__DATA SUPPLIED__.
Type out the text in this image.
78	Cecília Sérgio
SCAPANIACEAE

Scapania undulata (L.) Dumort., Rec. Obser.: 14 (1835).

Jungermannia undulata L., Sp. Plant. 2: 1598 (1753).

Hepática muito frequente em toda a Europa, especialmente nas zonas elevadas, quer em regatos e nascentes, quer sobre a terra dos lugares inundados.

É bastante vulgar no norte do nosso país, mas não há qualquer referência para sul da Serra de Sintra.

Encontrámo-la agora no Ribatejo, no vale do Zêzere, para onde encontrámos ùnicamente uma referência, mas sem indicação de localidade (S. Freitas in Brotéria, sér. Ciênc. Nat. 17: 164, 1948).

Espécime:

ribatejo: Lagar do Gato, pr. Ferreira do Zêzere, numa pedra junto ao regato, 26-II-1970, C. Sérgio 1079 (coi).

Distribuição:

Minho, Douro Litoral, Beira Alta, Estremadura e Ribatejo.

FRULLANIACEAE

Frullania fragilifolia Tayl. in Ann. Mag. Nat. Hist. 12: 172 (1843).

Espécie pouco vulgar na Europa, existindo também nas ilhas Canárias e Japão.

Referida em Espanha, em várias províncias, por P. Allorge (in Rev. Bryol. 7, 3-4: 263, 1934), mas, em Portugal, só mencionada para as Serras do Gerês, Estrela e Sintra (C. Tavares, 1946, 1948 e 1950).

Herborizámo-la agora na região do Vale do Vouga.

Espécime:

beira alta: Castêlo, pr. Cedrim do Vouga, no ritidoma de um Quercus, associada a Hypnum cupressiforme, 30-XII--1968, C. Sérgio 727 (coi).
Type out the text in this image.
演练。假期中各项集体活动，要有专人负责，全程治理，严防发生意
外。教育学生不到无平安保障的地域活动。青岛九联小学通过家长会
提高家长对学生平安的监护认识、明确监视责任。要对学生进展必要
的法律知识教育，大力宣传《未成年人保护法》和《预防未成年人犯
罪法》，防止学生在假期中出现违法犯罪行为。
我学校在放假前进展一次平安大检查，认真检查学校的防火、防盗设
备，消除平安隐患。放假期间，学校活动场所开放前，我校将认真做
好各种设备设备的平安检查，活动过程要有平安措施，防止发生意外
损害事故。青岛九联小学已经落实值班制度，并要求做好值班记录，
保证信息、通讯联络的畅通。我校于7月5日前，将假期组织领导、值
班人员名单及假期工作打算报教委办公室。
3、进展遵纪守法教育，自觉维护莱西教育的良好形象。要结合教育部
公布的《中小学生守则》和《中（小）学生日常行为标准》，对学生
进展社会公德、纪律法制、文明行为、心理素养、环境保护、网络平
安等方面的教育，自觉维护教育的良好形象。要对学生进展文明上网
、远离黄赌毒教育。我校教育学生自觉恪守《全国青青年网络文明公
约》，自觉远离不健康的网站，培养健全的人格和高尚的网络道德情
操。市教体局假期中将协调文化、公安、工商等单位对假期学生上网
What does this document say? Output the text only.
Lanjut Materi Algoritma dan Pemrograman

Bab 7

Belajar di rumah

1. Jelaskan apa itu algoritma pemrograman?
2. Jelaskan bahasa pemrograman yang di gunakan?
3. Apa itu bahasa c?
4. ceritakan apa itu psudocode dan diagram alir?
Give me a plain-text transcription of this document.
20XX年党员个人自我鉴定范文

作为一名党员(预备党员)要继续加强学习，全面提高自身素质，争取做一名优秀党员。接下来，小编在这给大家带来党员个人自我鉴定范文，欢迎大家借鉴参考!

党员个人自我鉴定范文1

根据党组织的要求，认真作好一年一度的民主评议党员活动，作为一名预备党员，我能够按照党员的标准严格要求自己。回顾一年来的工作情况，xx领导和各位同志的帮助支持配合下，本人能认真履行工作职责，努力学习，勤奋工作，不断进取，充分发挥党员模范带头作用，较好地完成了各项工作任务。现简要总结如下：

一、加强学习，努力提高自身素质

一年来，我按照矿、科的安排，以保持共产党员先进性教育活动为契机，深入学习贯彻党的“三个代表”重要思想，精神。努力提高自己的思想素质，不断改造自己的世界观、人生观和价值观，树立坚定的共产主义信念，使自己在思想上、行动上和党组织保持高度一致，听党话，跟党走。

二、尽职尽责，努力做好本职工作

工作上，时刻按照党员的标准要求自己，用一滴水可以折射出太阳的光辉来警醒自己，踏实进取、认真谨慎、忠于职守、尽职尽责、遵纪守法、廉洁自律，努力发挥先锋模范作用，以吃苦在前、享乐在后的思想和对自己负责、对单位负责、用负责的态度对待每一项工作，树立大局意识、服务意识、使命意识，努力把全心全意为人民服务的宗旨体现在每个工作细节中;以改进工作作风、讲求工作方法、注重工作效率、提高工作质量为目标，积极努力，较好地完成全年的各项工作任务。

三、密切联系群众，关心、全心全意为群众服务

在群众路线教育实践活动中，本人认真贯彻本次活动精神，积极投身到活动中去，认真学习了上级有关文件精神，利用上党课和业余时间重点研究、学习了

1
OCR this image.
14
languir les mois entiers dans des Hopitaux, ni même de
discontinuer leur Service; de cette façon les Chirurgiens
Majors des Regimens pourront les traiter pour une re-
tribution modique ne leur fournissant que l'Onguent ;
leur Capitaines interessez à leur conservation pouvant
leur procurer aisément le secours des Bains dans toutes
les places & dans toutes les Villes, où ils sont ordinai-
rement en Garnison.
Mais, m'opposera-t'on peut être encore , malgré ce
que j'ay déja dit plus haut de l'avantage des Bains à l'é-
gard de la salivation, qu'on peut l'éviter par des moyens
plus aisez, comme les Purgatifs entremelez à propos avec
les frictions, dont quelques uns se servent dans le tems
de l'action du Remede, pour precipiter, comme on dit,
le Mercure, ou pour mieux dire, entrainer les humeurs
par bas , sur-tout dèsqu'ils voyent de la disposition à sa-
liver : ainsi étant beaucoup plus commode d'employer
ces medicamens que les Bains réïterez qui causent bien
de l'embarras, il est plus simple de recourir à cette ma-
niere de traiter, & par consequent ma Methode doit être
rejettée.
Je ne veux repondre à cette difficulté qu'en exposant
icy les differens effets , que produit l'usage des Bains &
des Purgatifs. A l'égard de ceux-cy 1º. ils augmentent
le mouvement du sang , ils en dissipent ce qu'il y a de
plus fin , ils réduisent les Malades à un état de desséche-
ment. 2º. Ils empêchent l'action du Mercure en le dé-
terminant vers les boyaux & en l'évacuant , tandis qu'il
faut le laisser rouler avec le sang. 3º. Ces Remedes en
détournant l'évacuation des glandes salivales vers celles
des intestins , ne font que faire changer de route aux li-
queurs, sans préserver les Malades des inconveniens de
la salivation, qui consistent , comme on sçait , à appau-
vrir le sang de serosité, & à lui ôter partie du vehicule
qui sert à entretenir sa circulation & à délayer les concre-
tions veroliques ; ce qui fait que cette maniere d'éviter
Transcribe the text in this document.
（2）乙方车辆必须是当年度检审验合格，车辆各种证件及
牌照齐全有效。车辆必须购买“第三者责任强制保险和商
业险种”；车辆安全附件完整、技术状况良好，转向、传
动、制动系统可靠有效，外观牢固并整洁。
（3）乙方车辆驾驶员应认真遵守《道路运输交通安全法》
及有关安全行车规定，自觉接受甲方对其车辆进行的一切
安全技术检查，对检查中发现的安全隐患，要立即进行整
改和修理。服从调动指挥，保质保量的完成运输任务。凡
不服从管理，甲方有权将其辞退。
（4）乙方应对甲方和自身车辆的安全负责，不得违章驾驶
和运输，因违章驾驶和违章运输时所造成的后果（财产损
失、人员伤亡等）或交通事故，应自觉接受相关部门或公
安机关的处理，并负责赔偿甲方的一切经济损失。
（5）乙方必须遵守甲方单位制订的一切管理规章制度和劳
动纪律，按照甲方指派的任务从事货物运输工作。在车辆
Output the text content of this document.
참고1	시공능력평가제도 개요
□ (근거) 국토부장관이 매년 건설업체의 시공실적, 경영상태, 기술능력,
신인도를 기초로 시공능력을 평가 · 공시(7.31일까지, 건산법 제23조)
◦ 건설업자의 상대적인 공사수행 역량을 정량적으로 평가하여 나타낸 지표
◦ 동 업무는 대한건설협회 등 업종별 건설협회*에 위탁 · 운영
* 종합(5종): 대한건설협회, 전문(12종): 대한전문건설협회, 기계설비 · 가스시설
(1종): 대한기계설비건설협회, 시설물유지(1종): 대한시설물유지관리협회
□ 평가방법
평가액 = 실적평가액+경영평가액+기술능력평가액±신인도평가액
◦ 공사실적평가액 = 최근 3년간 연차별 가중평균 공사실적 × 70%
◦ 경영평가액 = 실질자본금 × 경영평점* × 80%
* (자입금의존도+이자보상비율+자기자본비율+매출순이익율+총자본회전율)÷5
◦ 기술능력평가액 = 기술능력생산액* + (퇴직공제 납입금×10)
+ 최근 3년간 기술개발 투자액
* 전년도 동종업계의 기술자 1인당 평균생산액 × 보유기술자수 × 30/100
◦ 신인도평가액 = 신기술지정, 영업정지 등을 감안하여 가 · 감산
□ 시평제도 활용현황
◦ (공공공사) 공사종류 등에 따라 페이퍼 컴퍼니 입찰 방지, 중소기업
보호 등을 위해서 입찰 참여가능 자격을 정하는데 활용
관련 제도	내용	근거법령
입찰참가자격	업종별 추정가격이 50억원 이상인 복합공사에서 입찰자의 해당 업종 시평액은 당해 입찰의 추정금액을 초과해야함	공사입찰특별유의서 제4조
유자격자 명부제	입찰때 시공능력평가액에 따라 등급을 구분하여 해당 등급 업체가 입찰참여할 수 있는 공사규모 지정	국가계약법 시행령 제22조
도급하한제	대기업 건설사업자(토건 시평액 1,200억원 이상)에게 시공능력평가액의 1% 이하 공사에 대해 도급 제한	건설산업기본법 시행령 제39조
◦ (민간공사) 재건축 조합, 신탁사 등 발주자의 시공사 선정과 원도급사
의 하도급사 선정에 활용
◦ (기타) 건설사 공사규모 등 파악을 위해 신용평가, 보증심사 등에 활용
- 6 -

__TASK DESCRIPTION__.
Where does the word "pour" appear in the listing? List each line that holds it.

__OUTPUT__.
Majors des Regimens pourront les traiter pour une re-
de l'action du Remede, pour precipiter, comme on dit,
le Mercure, ou pour mieux dire, entrainer les humeurs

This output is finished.